Rows from a figure dataset:
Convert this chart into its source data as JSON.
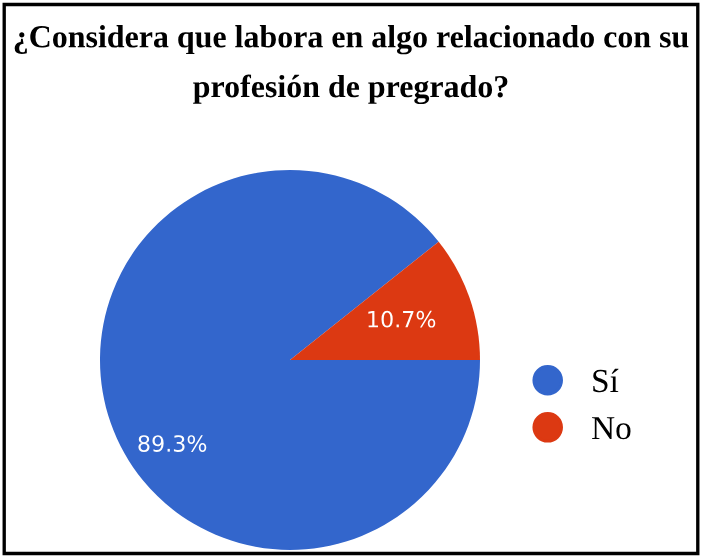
{
  "chart_data": {
    "type": "pie",
    "title": "¿Considera que labora en algo relacionado con su profesión de pregrado?",
    "categories": [
      "Sí",
      "No"
    ],
    "values": [
      89.3,
      10.7
    ],
    "colors": [
      "#3366cc",
      "#dc3912"
    ],
    "value_labels": [
      "89.3%",
      "10.7%"
    ],
    "legend": "right"
  }
}
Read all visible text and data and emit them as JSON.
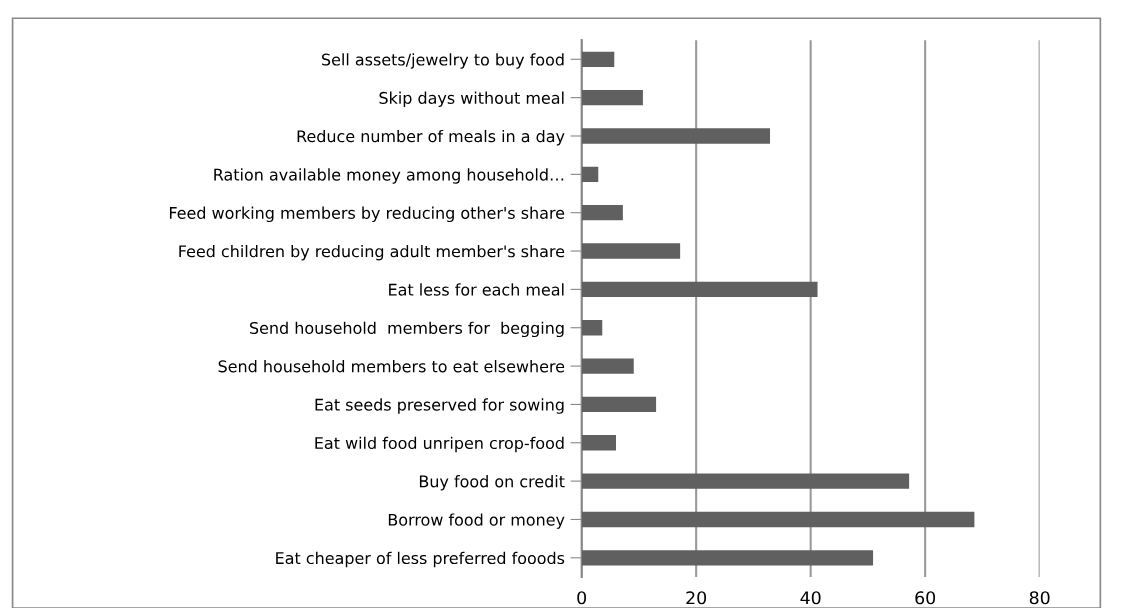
{
  "chart_data": {
    "type": "bar",
    "orientation": "horizontal",
    "categories": [
      "Sell assets/jewelry to buy food",
      "Skip days without meal",
      "Reduce number of meals in a day",
      "Ration available money among household…",
      "Feed working members by reducing other's share",
      "Feed children by reducing adult member's share",
      "Eat less for each meal",
      "Send household  members for  begging",
      "Send household members to eat elsewhere",
      "Eat seeds preserved for sowing",
      "Eat wild food unripen crop-food",
      "Buy food on credit",
      "Borrow food or money",
      "Eat cheaper of less preferred fooods"
    ],
    "values": [
      5.7,
      10.7,
      32.9,
      2.9,
      7.2,
      17.2,
      41.2,
      3.6,
      9.1,
      13.0,
      6.0,
      57.2,
      68.6,
      50.9
    ],
    "color": "#606060",
    "xlim": [
      0,
      80
    ],
    "xticks": [
      0,
      20,
      40,
      60,
      80
    ],
    "grid": "x",
    "legend": false
  }
}
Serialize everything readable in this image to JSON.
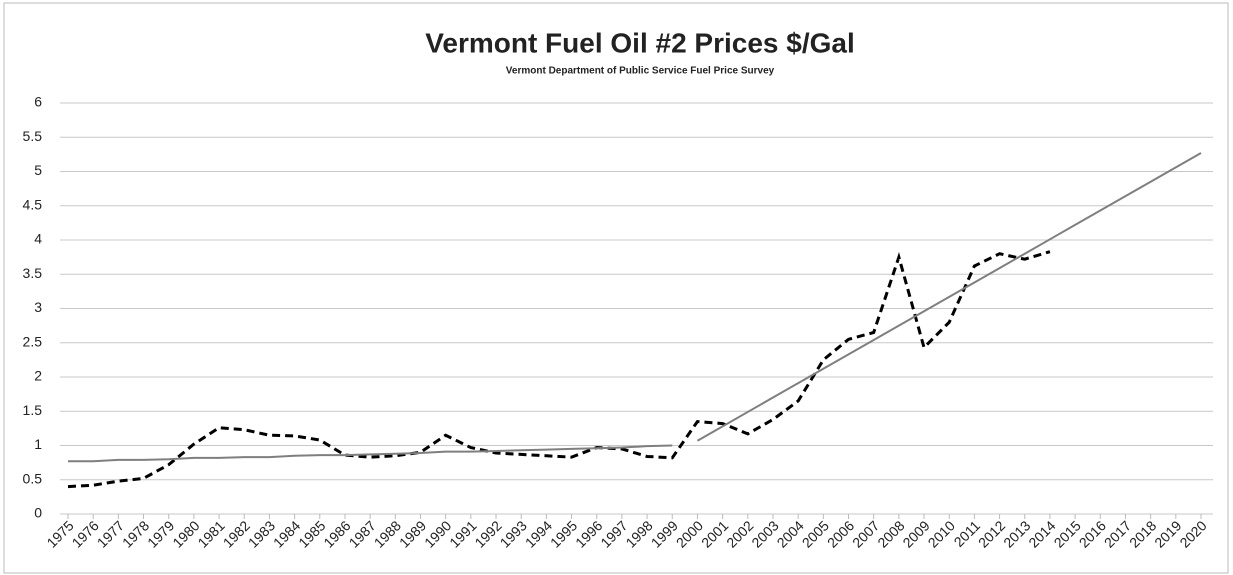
{
  "chart_data": {
    "type": "line",
    "title": "Vermont Fuel Oil #2 Prices $/Gal",
    "subtitle": "Vermont Department of Public Service Fuel Price Survey",
    "x": [
      1975,
      1976,
      1977,
      1978,
      1979,
      1980,
      1981,
      1982,
      1983,
      1984,
      1985,
      1986,
      1987,
      1988,
      1989,
      1990,
      1991,
      1992,
      1993,
      1994,
      1995,
      1996,
      1997,
      1998,
      1999,
      2000,
      2001,
      2002,
      2003,
      2004,
      2005,
      2006,
      2007,
      2008,
      2009,
      2010,
      2011,
      2012,
      2013,
      2014,
      2015,
      2016,
      2017,
      2018,
      2019,
      2020
    ],
    "xlim": [
      1975,
      2020
    ],
    "series": [
      {
        "color": "#000000",
        "dashed": true,
        "values": [
          0.4,
          0.42,
          0.48,
          0.52,
          0.72,
          1.02,
          1.26,
          1.23,
          1.15,
          1.14,
          1.08,
          0.86,
          0.83,
          0.85,
          0.9,
          1.15,
          0.97,
          0.89,
          0.87,
          0.85,
          0.83,
          0.97,
          0.95,
          0.84,
          0.82,
          1.35,
          1.32,
          1.17,
          1.38,
          1.65,
          2.25,
          2.55,
          2.65,
          3.75,
          2.43,
          2.8,
          3.62,
          3.8,
          3.72,
          3.83,
          null,
          null,
          null,
          null,
          null,
          null
        ]
      },
      {
        "color": "#7f7f7f",
        "dashed": false,
        "values": [
          0.77,
          0.77,
          0.79,
          0.79,
          0.8,
          0.82,
          0.82,
          0.83,
          0.83,
          0.85,
          0.86,
          0.86,
          0.87,
          0.88,
          0.89,
          0.91,
          0.91,
          0.92,
          0.93,
          0.94,
          0.95,
          0.96,
          0.97,
          0.99,
          1.0,
          null,
          null,
          null,
          null,
          null,
          null,
          null,
          null,
          null,
          null,
          null,
          null,
          null,
          null,
          null,
          null,
          null,
          null,
          null,
          null,
          null
        ]
      },
      {
        "color": "#7f7f7f",
        "dashed": false,
        "values": [
          null,
          null,
          null,
          null,
          null,
          null,
          null,
          null,
          null,
          null,
          null,
          null,
          null,
          null,
          null,
          null,
          null,
          null,
          null,
          null,
          null,
          null,
          null,
          null,
          null,
          1.07,
          1.28,
          1.49,
          1.7,
          1.91,
          2.12,
          2.33,
          2.54,
          2.75,
          2.96,
          3.17,
          3.38,
          3.59,
          3.8,
          4.01,
          4.22,
          4.43,
          4.64,
          4.85,
          5.06,
          5.27
        ]
      }
    ],
    "ylim": [
      0,
      6
    ],
    "yticks": [
      0,
      0.5,
      1,
      1.5,
      2,
      2.5,
      3,
      3.5,
      4,
      4.5,
      5,
      5.5,
      6
    ],
    "grid": true
  }
}
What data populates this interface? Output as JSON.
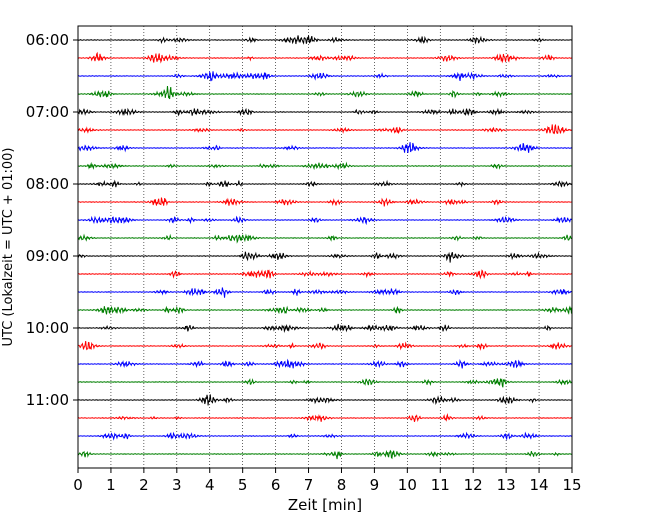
{
  "chart_data": {
    "type": "line",
    "title": "",
    "xlabel": "Zeit  [min]",
    "ylabel": "UTC (Lokalzeit = UTC + 01:00)",
    "xlim": [
      0,
      15
    ],
    "x_ticks": [
      "0",
      "1",
      "2",
      "3",
      "4",
      "5",
      "6",
      "7",
      "8",
      "9",
      "10",
      "11",
      "12",
      "13",
      "14",
      "15"
    ],
    "y_ticks": [
      "06:00",
      "07:00",
      "08:00",
      "09:00",
      "10:00",
      "11:00"
    ],
    "grid": "vertical dotted",
    "legend": "none",
    "trace_interval_minutes": 15,
    "trace_colors": [
      "#000000",
      "#ff0000",
      "#0000ff",
      "#007f00"
    ],
    "series": [
      {
        "start": "06:00",
        "color": "#000000"
      },
      {
        "start": "06:15",
        "color": "#ff0000"
      },
      {
        "start": "06:30",
        "color": "#0000ff"
      },
      {
        "start": "06:45",
        "color": "#007f00"
      },
      {
        "start": "07:00",
        "color": "#000000"
      },
      {
        "start": "07:15",
        "color": "#ff0000"
      },
      {
        "start": "07:30",
        "color": "#0000ff"
      },
      {
        "start": "07:45",
        "color": "#007f00"
      },
      {
        "start": "08:00",
        "color": "#000000"
      },
      {
        "start": "08:15",
        "color": "#ff0000"
      },
      {
        "start": "08:30",
        "color": "#0000ff"
      },
      {
        "start": "08:45",
        "color": "#007f00"
      },
      {
        "start": "09:00",
        "color": "#000000"
      },
      {
        "start": "09:15",
        "color": "#ff0000"
      },
      {
        "start": "09:30",
        "color": "#0000ff"
      },
      {
        "start": "09:45",
        "color": "#007f00"
      },
      {
        "start": "10:00",
        "color": "#000000"
      },
      {
        "start": "10:15",
        "color": "#ff0000"
      },
      {
        "start": "10:30",
        "color": "#0000ff"
      },
      {
        "start": "10:45",
        "color": "#007f00"
      },
      {
        "start": "11:00",
        "color": "#000000"
      },
      {
        "start": "11:15",
        "color": "#ff0000"
      },
      {
        "start": "11:30",
        "color": "#0000ff"
      },
      {
        "start": "11:45",
        "color": "#007f00"
      }
    ]
  }
}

▶ **Written instruction**
Pick out, from the lines above, every one that contains the string "JSON".

▶ **Full output**
Convert this chart into its source data as JSON.
Read all visible text and data and emit them as JSON.
Serialize everything readable in this image to JSON.
What data populates this interface? Output as JSON.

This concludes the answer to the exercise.